To be done - For each line of the data below that holds "from", copy the line.
====
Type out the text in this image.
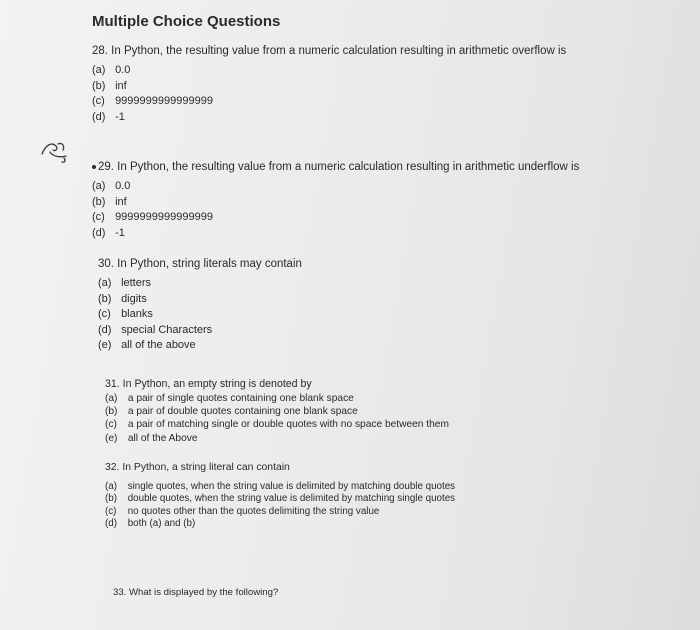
Multiple Choice Questions
28. In Python, the resulting value from a numeric calculation resulting in arithmetic overflow is
(a) 0.0
(b) inf
(c) 9999999999999999
(d) -1
29. In Python, the resulting value from a numeric calculation resulting in arithmetic underflow is
(a) 0.0
(b) inf
(c) 9999999999999999
(d) -1
30. In Python, string literals may contain
(a) letters
(b) digits
(c) blanks
(d) special Characters
(e) all of the above
31. In Python, an empty string is denoted by
(a) a pair of single quotes containing one blank space
(b) a pair of double quotes containing one blank space
(c) a pair of matching single or double quotes with no space between them
(e) all of the Above
32. In Python, a string literal can contain
(a) single quotes, when the string value is delimited by matching double quotes
(b) double quotes, when the string value is delimited by matching single quotes
(c) no quotes other than the quotes delimiting the string value
(d) both (a) and (b)
33. What is displayed by the following?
====
Response to the exercise -
28. In Python, the resulting value from a numeric calculation resulting in arithmetic overflow is
29. In Python, the resulting value from a numeric calculation resulting in arithmetic underflow is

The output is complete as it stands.